> WHAT THE EXERCISE ASKS
Quote all of the entries word for word.

> DATA TO USE
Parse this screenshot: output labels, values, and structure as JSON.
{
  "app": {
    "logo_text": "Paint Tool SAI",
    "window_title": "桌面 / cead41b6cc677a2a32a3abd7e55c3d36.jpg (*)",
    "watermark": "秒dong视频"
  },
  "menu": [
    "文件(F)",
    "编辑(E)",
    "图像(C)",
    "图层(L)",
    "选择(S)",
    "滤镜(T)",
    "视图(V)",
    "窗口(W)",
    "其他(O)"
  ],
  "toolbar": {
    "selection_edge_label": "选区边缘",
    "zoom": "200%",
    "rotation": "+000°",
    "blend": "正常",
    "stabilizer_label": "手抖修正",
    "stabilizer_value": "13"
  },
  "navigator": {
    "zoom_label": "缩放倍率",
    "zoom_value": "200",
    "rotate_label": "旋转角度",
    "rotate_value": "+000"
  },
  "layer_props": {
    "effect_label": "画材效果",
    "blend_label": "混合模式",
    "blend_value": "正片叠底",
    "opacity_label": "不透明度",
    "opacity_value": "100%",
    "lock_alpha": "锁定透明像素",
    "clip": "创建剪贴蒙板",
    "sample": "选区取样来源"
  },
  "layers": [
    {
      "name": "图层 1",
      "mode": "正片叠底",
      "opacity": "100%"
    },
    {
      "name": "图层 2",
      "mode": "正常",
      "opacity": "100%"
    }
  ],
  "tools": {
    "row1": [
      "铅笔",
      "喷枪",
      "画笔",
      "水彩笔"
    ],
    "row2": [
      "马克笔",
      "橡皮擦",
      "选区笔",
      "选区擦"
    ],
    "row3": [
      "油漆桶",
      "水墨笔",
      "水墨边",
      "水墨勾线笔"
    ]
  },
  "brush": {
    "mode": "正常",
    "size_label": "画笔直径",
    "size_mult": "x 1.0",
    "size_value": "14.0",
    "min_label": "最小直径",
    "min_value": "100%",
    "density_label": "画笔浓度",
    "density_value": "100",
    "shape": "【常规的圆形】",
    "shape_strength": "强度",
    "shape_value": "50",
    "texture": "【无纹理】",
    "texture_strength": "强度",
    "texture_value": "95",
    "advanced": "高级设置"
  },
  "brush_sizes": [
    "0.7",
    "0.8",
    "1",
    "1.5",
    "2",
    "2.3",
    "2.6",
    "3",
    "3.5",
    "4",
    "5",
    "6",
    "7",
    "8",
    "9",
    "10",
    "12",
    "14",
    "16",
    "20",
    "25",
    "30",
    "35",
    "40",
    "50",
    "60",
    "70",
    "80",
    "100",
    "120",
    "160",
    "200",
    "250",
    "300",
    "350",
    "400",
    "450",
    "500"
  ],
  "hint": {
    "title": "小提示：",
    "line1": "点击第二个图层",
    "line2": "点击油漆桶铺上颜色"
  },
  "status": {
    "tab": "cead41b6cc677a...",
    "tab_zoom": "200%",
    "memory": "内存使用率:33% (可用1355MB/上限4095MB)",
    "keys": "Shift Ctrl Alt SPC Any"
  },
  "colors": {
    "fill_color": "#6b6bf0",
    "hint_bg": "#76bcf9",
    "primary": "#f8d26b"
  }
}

> SOLVED PROBLEM
Parse this screenshot: output labels, values, and structure as JSON.
{
  "app": {
    "logo_text": "Paint Tool SAI",
    "window_title": "桌面 / cead41b6cc677a2a32a3abd7e55c3d36.jpg (*)",
    "watermark": "秒dong视频"
  },
  "menu": [
    "文件(F)",
    "编辑(E)",
    "图像(C)",
    "图层(L)",
    "选择(S)",
    "滤镜(T)",
    "视图(V)",
    "窗口(W)",
    "其他(O)"
  ],
  "toolbar": {
    "selection_edge_label": "选区边缘",
    "zoom": "200%",
    "rotation": "+000°",
    "blend": "正常",
    "stabilizer_label": "手抖修正",
    "stabilizer_value": "13"
  },
  "navigator": {
    "zoom_label": "缩放倍率",
    "zoom_value": "200",
    "rotate_label": "旋转角度",
    "rotate_value": "+000"
  },
  "layer_props": {
    "effect_label": "画材效果",
    "blend_label": "混合模式",
    "blend_value": "正片叠底",
    "opacity_label": "不透明度",
    "opacity_value": "100%",
    "lock_alpha": "锁定透明像素",
    "clip": "创建剪贴蒙板",
    "sample": "选区取样来源"
  },
  "layers": [
    {
      "name": "图层 1",
      "mode": "正片叠底",
      "opacity": "100%"
    },
    {
      "name": "图层 2",
      "mode": "正常",
      "opacity": "100%"
    }
  ],
  "tools": {
    "row1": [
      "铅笔",
      "喷枪",
      "画笔",
      "水彩笔"
    ],
    "row2": [
      "马克笔",
      "橡皮擦",
      "选区笔",
      "选区擦"
    ],
    "row3": [
      "油漆桶",
      "水墨笔",
      "水墨边",
      "水墨勾线笔"
    ]
  },
  "brush": {
    "mode": "正常",
    "size_label": "画笔直径",
    "size_mult": "x 1.0",
    "size_value": "14.0",
    "min_label": "最小直径",
    "min_value": "100%",
    "density_label": "画笔浓度",
    "density_value": "100",
    "shape": "【常规的圆形】",
    "shape_strength": "强度",
    "shape_value": "50",
    "texture": "【无纹理】",
    "texture_strength": "强度",
    "texture_value": "95",
    "advanced": "高级设置"
  },
  "brush_sizes": [
    "0.7",
    "0.8",
    "1",
    "1.5",
    "2",
    "2.3",
    "2.6",
    "3",
    "3.5",
    "4",
    "5",
    "6",
    "7",
    "8",
    "9",
    "10",
    "12",
    "14",
    "16",
    "20",
    "25",
    "30",
    "35",
    "40",
    "50",
    "60",
    "70",
    "80",
    "100",
    "120",
    "160",
    "200",
    "250",
    "300",
    "350",
    "400",
    "450",
    "500"
  ],
  "hint": {
    "title": "小提示：",
    "line1": "点击第二个图层",
    "line2": "点击油漆桶铺上颜色"
  },
  "status": {
    "tab": "cead41b6cc677a...",
    "tab_zoom": "200%",
    "memory": "内存使用率:33% (可用1355MB/上限4095MB)",
    "keys": "Shift Ctrl Alt SPC Any"
  },
  "colors": {
    "fill_color": "#6b6bf0",
    "hint_bg": "#76bcf9",
    "primary": "#f8d26b"
  }
}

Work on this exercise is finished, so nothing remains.